Work to complete ▸ Copy the data exactly; pictures stay out of the copy.

Dataset records ▸
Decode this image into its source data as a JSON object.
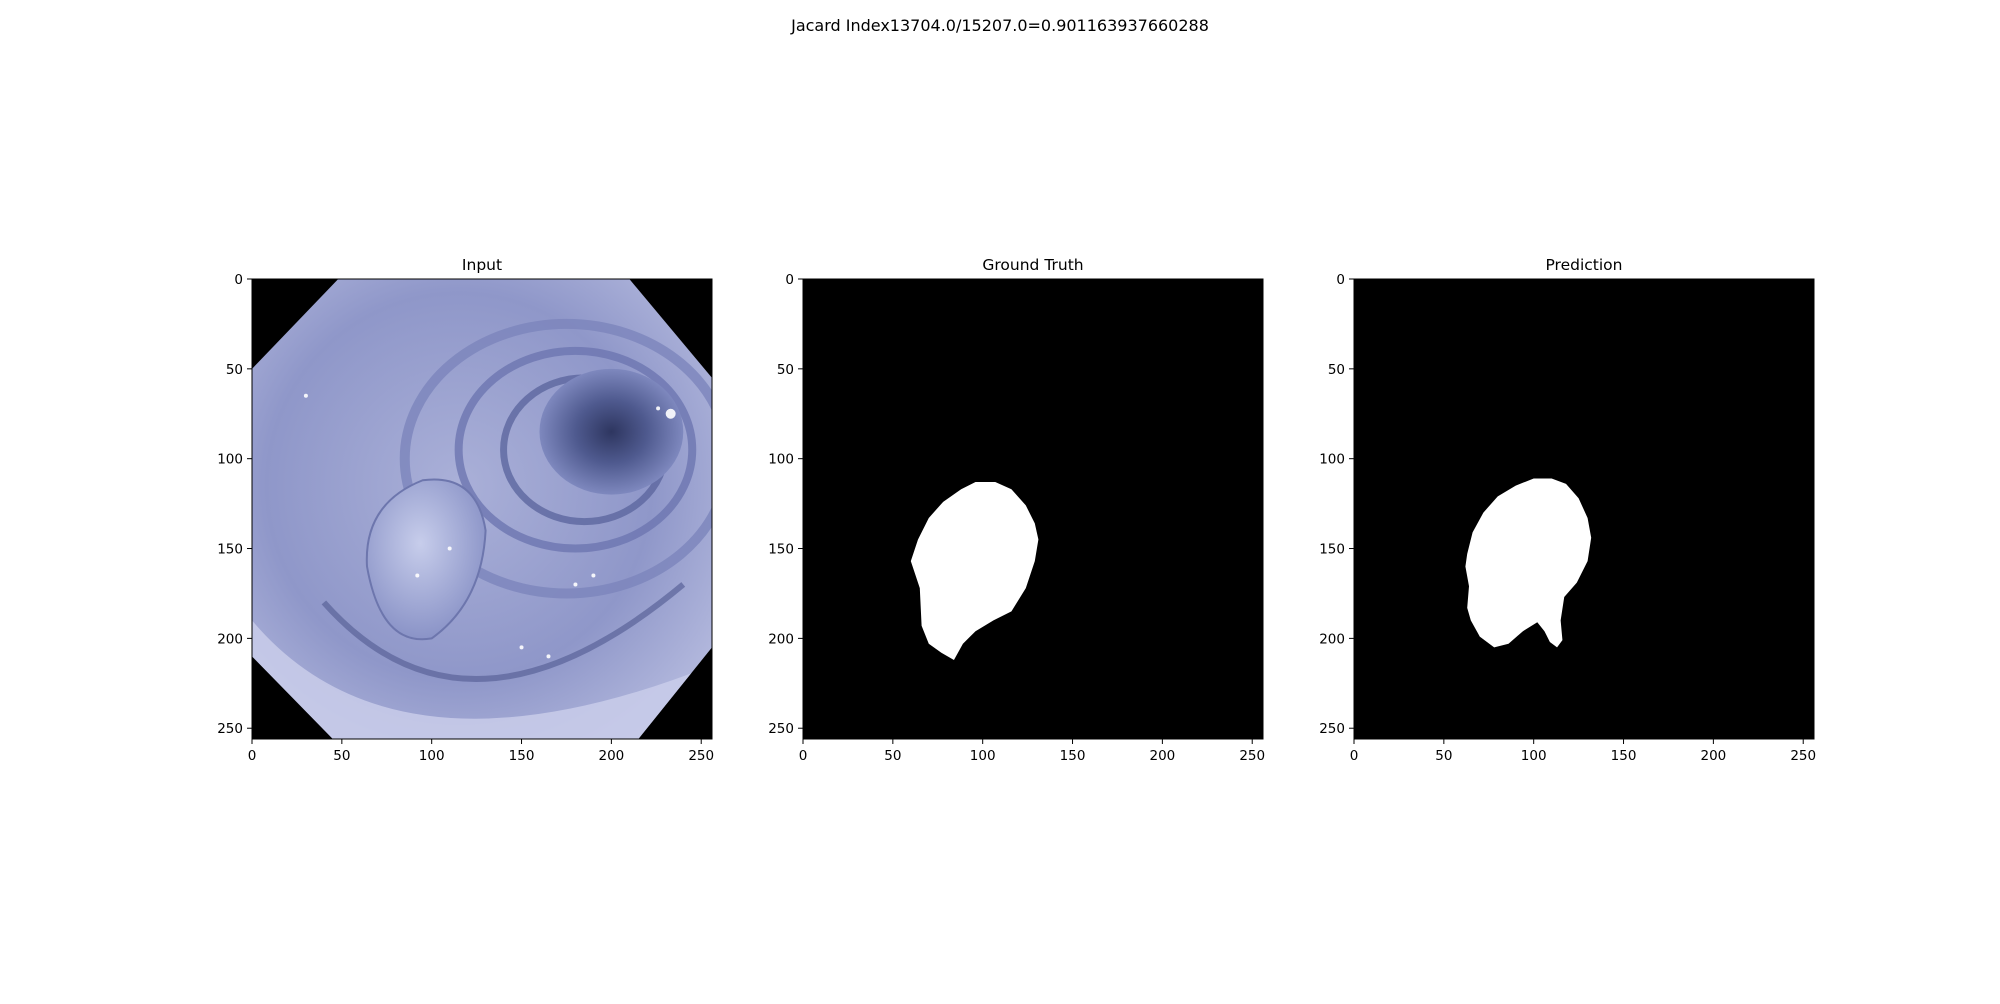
{
  "figure": {
    "suptitle": "Jacard Index13704.0/15207.0=0.901163937660288"
  },
  "panels": [
    {
      "title": "Input",
      "kind": "endoscopy-image",
      "xticks": [
        "0",
        "50",
        "100",
        "150",
        "200",
        "250"
      ],
      "yticks": [
        "0",
        "50",
        "100",
        "150",
        "200",
        "250"
      ]
    },
    {
      "title": "Ground Truth",
      "kind": "mask",
      "xticks": [
        "0",
        "50",
        "100",
        "150",
        "200",
        "250"
      ],
      "yticks": [
        "0",
        "50",
        "100",
        "150",
        "200",
        "250"
      ]
    },
    {
      "title": "Prediction",
      "kind": "mask",
      "xticks": [
        "0",
        "50",
        "100",
        "150",
        "200",
        "250"
      ],
      "yticks": [
        "0",
        "50",
        "100",
        "150",
        "200",
        "250"
      ]
    }
  ],
  "chart_data": [
    {
      "type": "heatmap",
      "title": "Input",
      "xlim": [
        0,
        256
      ],
      "ylim": [
        256,
        0
      ],
      "xticks": [
        0,
        50,
        100,
        150,
        200,
        250
      ],
      "yticks": [
        0,
        50,
        100,
        150,
        200,
        250
      ]
    },
    {
      "type": "heatmap",
      "title": "Ground Truth",
      "xlim": [
        0,
        256
      ],
      "ylim": [
        256,
        0
      ],
      "xticks": [
        0,
        50,
        100,
        150,
        200,
        250
      ],
      "yticks": [
        0,
        50,
        100,
        150,
        200,
        250
      ],
      "mask_outline": [
        [
          60,
          157
        ],
        [
          64,
          145
        ],
        [
          70,
          133
        ],
        [
          78,
          124
        ],
        [
          88,
          117
        ],
        [
          96,
          113
        ],
        [
          107,
          113
        ],
        [
          116,
          117
        ],
        [
          124,
          126
        ],
        [
          129,
          136
        ],
        [
          131,
          145
        ],
        [
          129,
          157
        ],
        [
          124,
          172
        ],
        [
          116,
          185
        ],
        [
          106,
          190
        ],
        [
          96,
          196
        ],
        [
          89,
          203
        ],
        [
          84,
          212
        ],
        [
          77,
          208
        ],
        [
          70,
          203
        ],
        [
          66,
          193
        ],
        [
          65,
          172
        ],
        [
          61,
          160
        ]
      ]
    },
    {
      "type": "heatmap",
      "title": "Prediction",
      "xlim": [
        0,
        256
      ],
      "ylim": [
        256,
        0
      ],
      "xticks": [
        0,
        50,
        100,
        150,
        200,
        250
      ],
      "yticks": [
        0,
        50,
        100,
        150,
        200,
        250
      ],
      "mask_outline": [
        [
          63,
          153
        ],
        [
          66,
          141
        ],
        [
          72,
          130
        ],
        [
          80,
          121
        ],
        [
          90,
          115
        ],
        [
          100,
          111
        ],
        [
          110,
          111
        ],
        [
          118,
          114
        ],
        [
          125,
          122
        ],
        [
          130,
          133
        ],
        [
          132,
          144
        ],
        [
          130,
          157
        ],
        [
          124,
          169
        ],
        [
          117,
          177
        ],
        [
          115,
          190
        ],
        [
          116,
          201
        ],
        [
          113,
          205
        ],
        [
          109,
          202
        ],
        [
          106,
          196
        ],
        [
          102,
          191
        ],
        [
          94,
          196
        ],
        [
          86,
          203
        ],
        [
          78,
          205
        ],
        [
          70,
          199
        ],
        [
          65,
          190
        ],
        [
          63,
          183
        ],
        [
          64,
          171
        ],
        [
          62,
          160
        ]
      ]
    }
  ]
}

Output below ▸
Decode this image into its source data as a JSON object.
{
  "figure": {
    "suptitle": "Jacard Index13704.0/15207.0=0.901163937660288"
  },
  "panels": [
    {
      "title": "Input",
      "kind": "endoscopy-image",
      "xticks": [
        "0",
        "50",
        "100",
        "150",
        "200",
        "250"
      ],
      "yticks": [
        "0",
        "50",
        "100",
        "150",
        "200",
        "250"
      ]
    },
    {
      "title": "Ground Truth",
      "kind": "mask",
      "xticks": [
        "0",
        "50",
        "100",
        "150",
        "200",
        "250"
      ],
      "yticks": [
        "0",
        "50",
        "100",
        "150",
        "200",
        "250"
      ]
    },
    {
      "title": "Prediction",
      "kind": "mask",
      "xticks": [
        "0",
        "50",
        "100",
        "150",
        "200",
        "250"
      ],
      "yticks": [
        "0",
        "50",
        "100",
        "150",
        "200",
        "250"
      ]
    }
  ],
  "chart_data": [
    {
      "type": "heatmap",
      "title": "Input",
      "xlim": [
        0,
        256
      ],
      "ylim": [
        256,
        0
      ],
      "xticks": [
        0,
        50,
        100,
        150,
        200,
        250
      ],
      "yticks": [
        0,
        50,
        100,
        150,
        200,
        250
      ]
    },
    {
      "type": "heatmap",
      "title": "Ground Truth",
      "xlim": [
        0,
        256
      ],
      "ylim": [
        256,
        0
      ],
      "xticks": [
        0,
        50,
        100,
        150,
        200,
        250
      ],
      "yticks": [
        0,
        50,
        100,
        150,
        200,
        250
      ],
      "mask_outline": [
        [
          60,
          157
        ],
        [
          64,
          145
        ],
        [
          70,
          133
        ],
        [
          78,
          124
        ],
        [
          88,
          117
        ],
        [
          96,
          113
        ],
        [
          107,
          113
        ],
        [
          116,
          117
        ],
        [
          124,
          126
        ],
        [
          129,
          136
        ],
        [
          131,
          145
        ],
        [
          129,
          157
        ],
        [
          124,
          172
        ],
        [
          116,
          185
        ],
        [
          106,
          190
        ],
        [
          96,
          196
        ],
        [
          89,
          203
        ],
        [
          84,
          212
        ],
        [
          77,
          208
        ],
        [
          70,
          203
        ],
        [
          66,
          193
        ],
        [
          65,
          172
        ],
        [
          61,
          160
        ]
      ]
    },
    {
      "type": "heatmap",
      "title": "Prediction",
      "xlim": [
        0,
        256
      ],
      "ylim": [
        256,
        0
      ],
      "xticks": [
        0,
        50,
        100,
        150,
        200,
        250
      ],
      "yticks": [
        0,
        50,
        100,
        150,
        200,
        250
      ],
      "mask_outline": [
        [
          63,
          153
        ],
        [
          66,
          141
        ],
        [
          72,
          130
        ],
        [
          80,
          121
        ],
        [
          90,
          115
        ],
        [
          100,
          111
        ],
        [
          110,
          111
        ],
        [
          118,
          114
        ],
        [
          125,
          122
        ],
        [
          130,
          133
        ],
        [
          132,
          144
        ],
        [
          130,
          157
        ],
        [
          124,
          169
        ],
        [
          117,
          177
        ],
        [
          115,
          190
        ],
        [
          116,
          201
        ],
        [
          113,
          205
        ],
        [
          109,
          202
        ],
        [
          106,
          196
        ],
        [
          102,
          191
        ],
        [
          94,
          196
        ],
        [
          86,
          203
        ],
        [
          78,
          205
        ],
        [
          70,
          199
        ],
        [
          65,
          190
        ],
        [
          63,
          183
        ],
        [
          64,
          171
        ],
        [
          62,
          160
        ]
      ]
    }
  ]
}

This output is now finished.